Set problem :: Reproduce each line exactly.

Data section ::

◇ ◇ ◇ ◇

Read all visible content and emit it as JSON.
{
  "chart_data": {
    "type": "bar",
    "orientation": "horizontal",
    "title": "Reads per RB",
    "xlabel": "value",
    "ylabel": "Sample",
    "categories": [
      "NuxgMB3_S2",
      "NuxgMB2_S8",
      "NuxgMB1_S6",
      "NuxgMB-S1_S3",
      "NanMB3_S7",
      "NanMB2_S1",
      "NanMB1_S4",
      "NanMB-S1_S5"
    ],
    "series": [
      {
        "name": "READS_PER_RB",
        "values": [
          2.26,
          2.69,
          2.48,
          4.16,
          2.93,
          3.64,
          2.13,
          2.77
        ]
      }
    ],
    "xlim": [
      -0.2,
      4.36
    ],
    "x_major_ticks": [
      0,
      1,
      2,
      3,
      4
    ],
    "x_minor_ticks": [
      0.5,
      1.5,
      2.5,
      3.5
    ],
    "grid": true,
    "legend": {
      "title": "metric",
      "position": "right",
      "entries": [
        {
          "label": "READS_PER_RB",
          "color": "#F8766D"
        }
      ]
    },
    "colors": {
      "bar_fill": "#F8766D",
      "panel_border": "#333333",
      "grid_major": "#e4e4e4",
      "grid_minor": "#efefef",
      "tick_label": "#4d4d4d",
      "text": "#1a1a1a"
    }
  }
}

◇ ◇ ◇ ◇

Task answer ::
Read all visible content and emit it as JSON.
{
  "chart_data": {
    "type": "bar",
    "orientation": "horizontal",
    "title": "Reads per RB",
    "xlabel": "value",
    "ylabel": "Sample",
    "categories": [
      "NuxgMB3_S2",
      "NuxgMB2_S8",
      "NuxgMB1_S6",
      "NuxgMB-S1_S3",
      "NanMB3_S7",
      "NanMB2_S1",
      "NanMB1_S4",
      "NanMB-S1_S5"
    ],
    "series": [
      {
        "name": "READS_PER_RB",
        "values": [
          2.26,
          2.69,
          2.48,
          4.16,
          2.93,
          3.64,
          2.13,
          2.77
        ]
      }
    ],
    "xlim": [
      -0.2,
      4.36
    ],
    "x_major_ticks": [
      0,
      1,
      2,
      3,
      4
    ],
    "x_minor_ticks": [
      0.5,
      1.5,
      2.5,
      3.5
    ],
    "grid": true,
    "legend": {
      "title": "metric",
      "position": "right",
      "entries": [
        {
          "label": "READS_PER_RB",
          "color": "#F8766D"
        }
      ]
    },
    "colors": {
      "bar_fill": "#F8766D",
      "panel_border": "#333333",
      "grid_major": "#e4e4e4",
      "grid_minor": "#efefef",
      "tick_label": "#4d4d4d",
      "text": "#1a1a1a"
    }
  }
}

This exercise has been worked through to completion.